A run of records:
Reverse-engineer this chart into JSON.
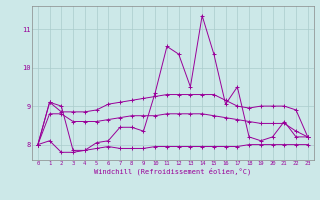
{
  "xlabel": "Windchill (Refroidissement éolien,°C)",
  "background_color": "#cce8e8",
  "line_color": "#990099",
  "grid_color": "#aacccc",
  "xlim": [
    -0.5,
    23.5
  ],
  "ylim": [
    7.6,
    11.6
  ],
  "yticks": [
    8,
    9,
    10,
    11
  ],
  "xticks": [
    0,
    1,
    2,
    3,
    4,
    5,
    6,
    7,
    8,
    9,
    10,
    11,
    12,
    13,
    14,
    15,
    16,
    17,
    18,
    19,
    20,
    21,
    22,
    23
  ],
  "line1": [
    8.0,
    9.1,
    9.0,
    7.85,
    7.85,
    8.05,
    8.1,
    8.45,
    8.45,
    8.35,
    9.35,
    10.55,
    10.35,
    9.5,
    11.35,
    10.35,
    9.05,
    9.5,
    8.2,
    8.1,
    8.2,
    8.6,
    8.2,
    8.2
  ],
  "line2": [
    8.0,
    9.1,
    8.85,
    8.85,
    8.85,
    8.9,
    9.05,
    9.1,
    9.15,
    9.2,
    9.25,
    9.3,
    9.3,
    9.3,
    9.3,
    9.3,
    9.15,
    9.0,
    8.95,
    9.0,
    9.0,
    9.0,
    8.9,
    8.2
  ],
  "line3": [
    8.0,
    8.8,
    8.8,
    8.6,
    8.6,
    8.6,
    8.65,
    8.7,
    8.75,
    8.75,
    8.75,
    8.8,
    8.8,
    8.8,
    8.8,
    8.75,
    8.7,
    8.65,
    8.6,
    8.55,
    8.55,
    8.55,
    8.35,
    8.2
  ],
  "line4": [
    8.0,
    8.1,
    7.8,
    7.8,
    7.85,
    7.9,
    7.95,
    7.9,
    7.9,
    7.9,
    7.95,
    7.95,
    7.95,
    7.95,
    7.95,
    7.95,
    7.95,
    7.95,
    8.0,
    8.0,
    8.0,
    8.0,
    8.0,
    8.0
  ]
}
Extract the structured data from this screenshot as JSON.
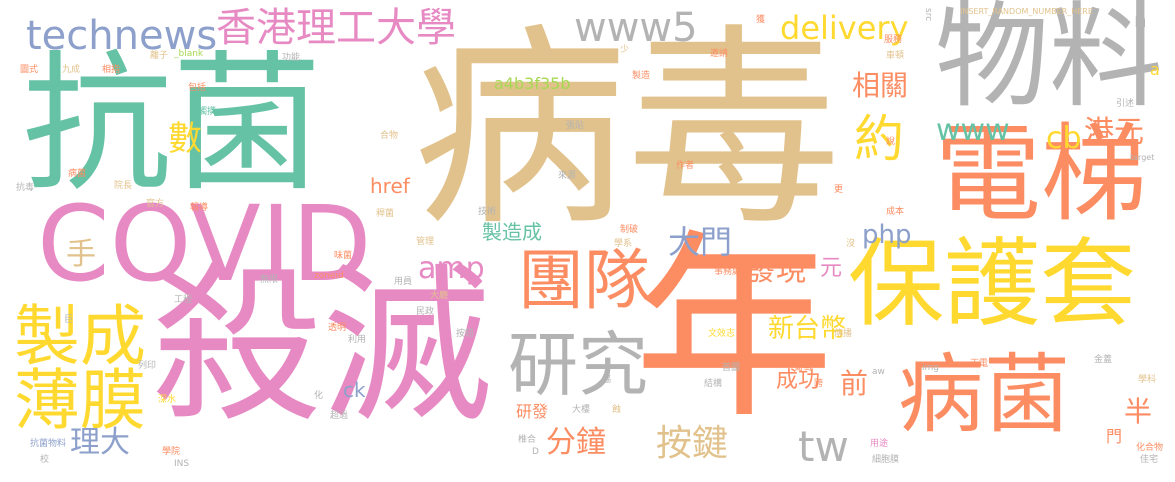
{
  "palette": {
    "tan": "#e2c28c",
    "orange": "#fc8d62",
    "pink": "#e78ac3",
    "green": "#66c2a5",
    "yellow": "#ffd92f",
    "blue": "#8da0cb",
    "grey": "#b3b3b3",
    "lime": "#a6d854"
  },
  "words": [
    {
      "text": "病毒",
      "color": "tan"
    },
    {
      "text": "抗菌",
      "color": "green"
    },
    {
      "text": "殺滅",
      "color": "pink"
    },
    {
      "text": "年",
      "color": "orange"
    },
    {
      "text": "COVID",
      "color": "pink"
    },
    {
      "text": "物料",
      "color": "grey"
    },
    {
      "text": "電梯",
      "color": "orange"
    },
    {
      "text": "保護套",
      "color": "yellow"
    },
    {
      "text": "病菌",
      "color": "orange"
    },
    {
      "text": "團隊",
      "color": "orange"
    },
    {
      "text": "研究",
      "color": "grey"
    },
    {
      "text": "製成",
      "color": "yellow"
    },
    {
      "text": "薄膜",
      "color": "yellow"
    },
    {
      "text": "technews",
      "color": "blue"
    },
    {
      "text": "香港理工大學",
      "color": "pink"
    },
    {
      "text": "www5",
      "color": "grey"
    },
    {
      "text": "delivery",
      "color": "yellow"
    },
    {
      "text": "a4b3f35b",
      "color": "lime"
    },
    {
      "text": "約",
      "color": "yellow"
    },
    {
      "text": "www",
      "color": "green"
    },
    {
      "text": "cb",
      "color": "yellow"
    },
    {
      "text": "港元",
      "color": "orange"
    },
    {
      "text": "相關",
      "color": "orange"
    },
    {
      "text": "數",
      "color": "yellow"
    },
    {
      "text": "手",
      "color": "tan"
    },
    {
      "text": "amp",
      "color": "pink"
    },
    {
      "text": "大門",
      "color": "blue"
    },
    {
      "text": "php",
      "color": "blue"
    },
    {
      "text": "發現",
      "color": "orange"
    },
    {
      "text": "元",
      "color": "pink"
    },
    {
      "text": "新台幣",
      "color": "yellow"
    },
    {
      "text": "成功",
      "color": "orange"
    },
    {
      "text": "前",
      "color": "orange"
    },
    {
      "text": "半",
      "color": "orange"
    },
    {
      "text": "按鍵",
      "color": "tan"
    },
    {
      "text": "分鐘",
      "color": "orange"
    },
    {
      "text": "tw",
      "color": "grey"
    },
    {
      "text": "理大",
      "color": "blue"
    },
    {
      "text": "製造成",
      "color": "green"
    },
    {
      "text": "href",
      "color": "orange"
    },
    {
      "text": "ck",
      "color": "blue"
    },
    {
      "text": "研發",
      "color": "orange"
    },
    {
      "text": "門",
      "color": "orange"
    },
    {
      "text": "n",
      "color": "grey"
    },
    {
      "text": "a",
      "color": "yellow"
    },
    {
      "text": "INSERT_RANDOM_NUMBER_HERE",
      "color": "tan"
    },
    {
      "text": "src",
      "color": "grey"
    },
    {
      "text": "獲",
      "color": "orange"
    },
    {
      "text": "服務",
      "color": "orange"
    },
    {
      "text": "邀請",
      "color": "orange"
    },
    {
      "text": "少",
      "color": "tan"
    },
    {
      "text": "_blank",
      "color": "lime"
    },
    {
      "text": "功能",
      "color": "grey"
    },
    {
      "text": "製造",
      "color": "orange"
    },
    {
      "text": "理大學",
      "color": "tan"
    },
    {
      "text": "車頓",
      "color": "tan"
    },
    {
      "text": "引述",
      "color": "grey"
    },
    {
      "text": "target",
      "color": "grey"
    },
    {
      "text": "圖式",
      "color": "orange"
    },
    {
      "text": "九成",
      "color": "tan"
    },
    {
      "text": "相指",
      "color": "orange"
    },
    {
      "text": "離子",
      "color": "tan"
    },
    {
      "text": "包括",
      "color": "orange"
    },
    {
      "text": "觸摸",
      "color": "green"
    },
    {
      "text": "合物",
      "color": "tan"
    },
    {
      "text": "張貼",
      "color": "grey"
    },
    {
      "text": "說",
      "color": "orange"
    },
    {
      "text": "抗毒",
      "color": "grey"
    },
    {
      "text": "病菌",
      "color": "orange"
    },
    {
      "text": "院長",
      "color": "tan"
    },
    {
      "text": "官方",
      "color": "tan"
    },
    {
      "text": "報導",
      "color": "orange"
    },
    {
      "text": "稈菌",
      "color": "tan"
    },
    {
      "text": "作者",
      "color": "orange"
    },
    {
      "text": "來源",
      "color": "grey"
    },
    {
      "text": "技術",
      "color": "grey"
    },
    {
      "text": "更",
      "color": "orange"
    },
    {
      "text": "管理",
      "color": "tan"
    },
    {
      "text": "制破",
      "color": "orange"
    },
    {
      "text": "學系",
      "color": "tan"
    },
    {
      "text": "成本",
      "color": "orange"
    },
    {
      "text": "沒",
      "color": "tan"
    },
    {
      "text": "味菌",
      "color": "orange"
    },
    {
      "text": "事務處",
      "color": "orange"
    },
    {
      "text": "工程",
      "color": "grey"
    },
    {
      "text": "無限",
      "color": "grey"
    },
    {
      "text": "用員",
      "color": "grey"
    },
    {
      "text": "zoneid",
      "color": "orange"
    },
    {
      "text": "大廳",
      "color": "tan"
    },
    {
      "text": "透明",
      "color": "orange"
    },
    {
      "text": "民政",
      "color": "grey"
    },
    {
      "text": "利用",
      "color": "grey"
    },
    {
      "text": "按鈕",
      "color": "grey"
    },
    {
      "text": "文效志",
      "color": "yellow"
    },
    {
      "text": "傳播",
      "color": "tan"
    },
    {
      "text": "列印",
      "color": "grey"
    },
    {
      "text": "深水",
      "color": "yellow"
    },
    {
      "text": "超過",
      "color": "grey"
    },
    {
      "text": "抗菌物料",
      "color": "blue"
    },
    {
      "text": "學院",
      "color": "orange"
    },
    {
      "text": "INS",
      "color": "grey"
    },
    {
      "text": "椎合",
      "color": "grey"
    },
    {
      "text": "D",
      "color": "grey"
    },
    {
      "text": "大樓",
      "color": "grey"
    },
    {
      "text": "用途",
      "color": "pink"
    },
    {
      "text": "細胞膜",
      "color": "grey"
    },
    {
      "text": "化合物",
      "color": "orange"
    },
    {
      "text": "佳宅",
      "color": "grey"
    },
    {
      "text": "學科",
      "color": "tan"
    },
    {
      "text": "金蓋",
      "color": "grey"
    },
    {
      "text": "正電",
      "color": "orange"
    },
    {
      "text": "img",
      "color": "grey"
    },
    {
      "text": "aw",
      "color": "grey"
    },
    {
      "text": "首圖",
      "color": "grey"
    },
    {
      "text": "葡萄",
      "color": "orange"
    },
    {
      "text": "跨",
      "color": "orange"
    },
    {
      "text": "結構",
      "color": "grey"
    },
    {
      "text": "蝕",
      "color": "tan"
    },
    {
      "text": "協",
      "color": "grey"
    },
    {
      "text": "化",
      "color": "grey"
    },
    {
      "text": "校",
      "color": "grey"
    },
    {
      "text": "巨",
      "color": "grey"
    }
  ]
}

* _WHAT THE EXERCISE ASKS_
Work through the records above line by line and count those that hold the string "JSON". Give only the result.

* _FINISHED EXERCISE_
2